_SET TASK_. Filter the records for lines holding the string "required".

_PROVIDED RECORDS_.
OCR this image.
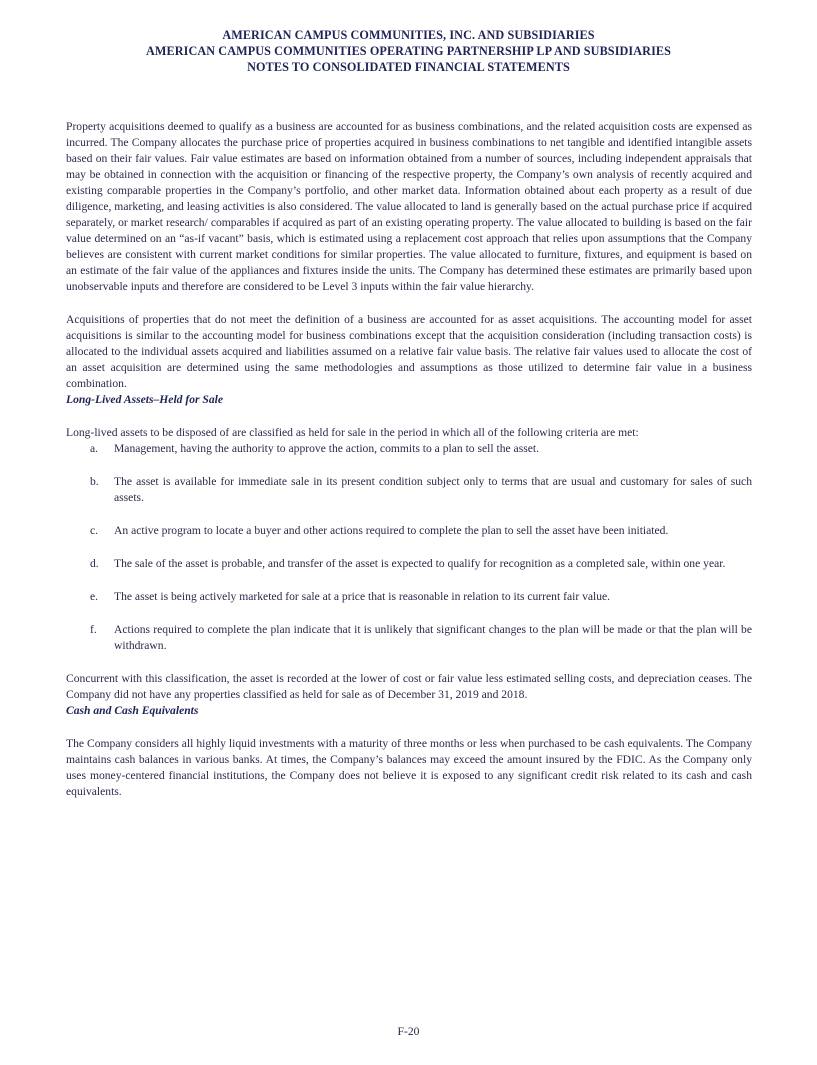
AMERICAN CAMPUS COMMUNITIES, INC. AND SUBSIDIARIES
AMERICAN CAMPUS COMMUNITIES OPERATING PARTNERSHIP LP AND SUBSIDIARIES
NOTES TO CONSOLIDATED FINANCIAL STATEMENTS

Property acquisitions deemed to qualify as a business are accounted for as business combinations, and the related acquisition costs are expensed as incurred. The Company allocates the purchase price of properties acquired in business combinations to net tangible and identified intangible assets based on their fair values. Fair value estimates are based on information obtained from a number of sources, including independent appraisals that may be obtained in connection with the acquisition or financing of the respective property, the Company’s own analysis of recently acquired and existing comparable properties in the Company’s portfolio, and other market data. Information obtained about each property as a result of due diligence, marketing, and leasing activities is also considered. The value allocated to land is generally based on the actual purchase price if acquired separately, or market research/ comparables if acquired as part of an existing operating property. The value allocated to building is based on the fair value determined on an “as-if vacant” basis, which is estimated using a replacement cost approach that relies upon assumptions that the Company believes are consistent with current market conditions for similar properties. The value allocated to furniture, fixtures, and equipment is based on an estimate of the fair value of the appliances and fixtures inside the units. The Company has determined these estimates are primarily based upon unobservable inputs and therefore are considered to be Level 3 inputs within the fair value hierarchy.

Acquisitions of properties that do not meet the definition of a business are accounted for as asset acquisitions. The accounting model for asset acquisitions is similar to the accounting model for business combinations except that the acquisition consideration (including transaction costs) is allocated to the individual assets acquired and liabilities assumed on a relative fair value basis. The relative fair values used to allocate the cost of an asset acquisition are determined using the same methodologies and assumptions as those utilized to determine fair value in a business combination.

Long-Lived Assets–Held for Sale

Long-lived assets to be disposed of are classified as held for sale in the period in which all of the following criteria are met:

a.	Management, having the authority to approve the action, commits to a plan to sell the asset.
b.	The asset is available for immediate sale in its present condition subject only to terms that are usual and customary for sales of such assets.
c.	An active program to locate a buyer and other actions required to complete the plan to sell the asset have been initiated.
d.	The sale of the asset is probable, and transfer of the asset is expected to qualify for recognition as a completed sale, within one year.
e.	The asset is being actively marketed for sale at a price that is reasonable in relation to its current fair value.
f.	Actions required to complete the plan indicate that it is unlikely that significant changes to the plan will be made or that the plan will be withdrawn.

Concurrent with this classification, the asset is recorded at the lower of cost or fair value less estimated selling costs, and depreciation ceases. The Company did not have any properties classified as held for sale as of December 31, 2019 and 2018.

Cash and Cash Equivalents

The Company considers all highly liquid investments with a maturity of three months or less when purchased to be cash equivalents. The Company maintains cash balances in various banks. At times, the Company’s balances may exceed the amount insured by the FDIC. As the Company only uses money-centered financial institutions, the Company does not believe it is exposed to any significant credit risk related to its cash and cash equivalents.

F-20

_THE ANSWER_.
c.	An active program to locate a buyer and other actions required to complete the plan to sell the asset have been initiated.
f.	Actions required to complete the plan indicate that it is unlikely that significant changes to the plan will be made or that the plan will be withdrawn.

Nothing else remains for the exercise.